Pull out every line below that contains the word "deux".

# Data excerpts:

= = =

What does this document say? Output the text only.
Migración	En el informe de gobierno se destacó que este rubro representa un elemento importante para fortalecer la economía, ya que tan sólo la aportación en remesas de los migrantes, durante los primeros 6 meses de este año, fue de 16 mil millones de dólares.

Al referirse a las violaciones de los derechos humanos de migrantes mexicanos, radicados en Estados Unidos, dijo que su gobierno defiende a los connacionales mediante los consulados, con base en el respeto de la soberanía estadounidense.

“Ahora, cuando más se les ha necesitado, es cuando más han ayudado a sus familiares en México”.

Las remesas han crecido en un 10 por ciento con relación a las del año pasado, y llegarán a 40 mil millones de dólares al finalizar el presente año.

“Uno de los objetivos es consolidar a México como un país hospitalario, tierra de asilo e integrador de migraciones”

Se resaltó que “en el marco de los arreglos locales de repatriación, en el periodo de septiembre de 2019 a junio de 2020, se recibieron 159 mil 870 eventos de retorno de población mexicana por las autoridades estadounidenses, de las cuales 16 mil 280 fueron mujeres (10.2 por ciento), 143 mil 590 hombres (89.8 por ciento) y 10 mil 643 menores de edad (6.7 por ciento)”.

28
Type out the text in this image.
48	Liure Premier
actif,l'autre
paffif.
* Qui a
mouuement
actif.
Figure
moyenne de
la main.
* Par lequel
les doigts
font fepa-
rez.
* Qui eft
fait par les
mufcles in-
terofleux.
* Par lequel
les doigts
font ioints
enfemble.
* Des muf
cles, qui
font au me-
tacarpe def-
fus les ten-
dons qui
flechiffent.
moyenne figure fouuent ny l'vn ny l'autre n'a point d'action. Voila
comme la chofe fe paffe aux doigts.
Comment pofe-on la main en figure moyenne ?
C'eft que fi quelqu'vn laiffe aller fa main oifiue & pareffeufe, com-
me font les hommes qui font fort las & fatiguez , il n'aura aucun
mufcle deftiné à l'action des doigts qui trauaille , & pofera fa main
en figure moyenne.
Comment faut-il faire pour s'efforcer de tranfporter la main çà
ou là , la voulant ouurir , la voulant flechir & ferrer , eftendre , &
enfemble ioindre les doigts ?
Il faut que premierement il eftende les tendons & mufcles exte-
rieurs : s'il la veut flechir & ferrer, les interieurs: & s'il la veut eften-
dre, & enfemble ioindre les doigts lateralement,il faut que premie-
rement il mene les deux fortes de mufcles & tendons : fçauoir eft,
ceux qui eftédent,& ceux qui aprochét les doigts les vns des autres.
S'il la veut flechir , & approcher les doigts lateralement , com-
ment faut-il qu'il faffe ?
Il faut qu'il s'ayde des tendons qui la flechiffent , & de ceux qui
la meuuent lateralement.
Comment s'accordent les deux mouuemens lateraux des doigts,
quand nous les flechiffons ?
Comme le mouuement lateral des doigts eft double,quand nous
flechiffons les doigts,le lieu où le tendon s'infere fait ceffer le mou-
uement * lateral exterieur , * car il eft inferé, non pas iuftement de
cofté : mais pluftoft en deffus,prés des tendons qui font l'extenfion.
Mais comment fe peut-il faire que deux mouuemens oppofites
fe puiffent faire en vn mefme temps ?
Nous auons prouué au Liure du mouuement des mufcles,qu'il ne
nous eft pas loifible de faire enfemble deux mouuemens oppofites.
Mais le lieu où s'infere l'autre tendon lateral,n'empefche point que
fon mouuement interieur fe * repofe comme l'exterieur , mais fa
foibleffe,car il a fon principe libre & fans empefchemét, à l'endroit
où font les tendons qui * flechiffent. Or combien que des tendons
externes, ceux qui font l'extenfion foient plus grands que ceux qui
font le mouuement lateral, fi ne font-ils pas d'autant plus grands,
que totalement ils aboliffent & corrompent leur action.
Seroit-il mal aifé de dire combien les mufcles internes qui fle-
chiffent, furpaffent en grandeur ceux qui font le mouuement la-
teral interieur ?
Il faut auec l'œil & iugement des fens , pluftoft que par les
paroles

= = =

# Expected output:
rement il mene les deux fortes de mufcles & tendons : fçauoir eft,
Comment s'accordent les deux mouuemens lateraux des doigts,
Mais comment fe peut-il faire que deux mouuemens oppofites
nous eft pas loifible de faire enfemble deux mouuemens oppofites.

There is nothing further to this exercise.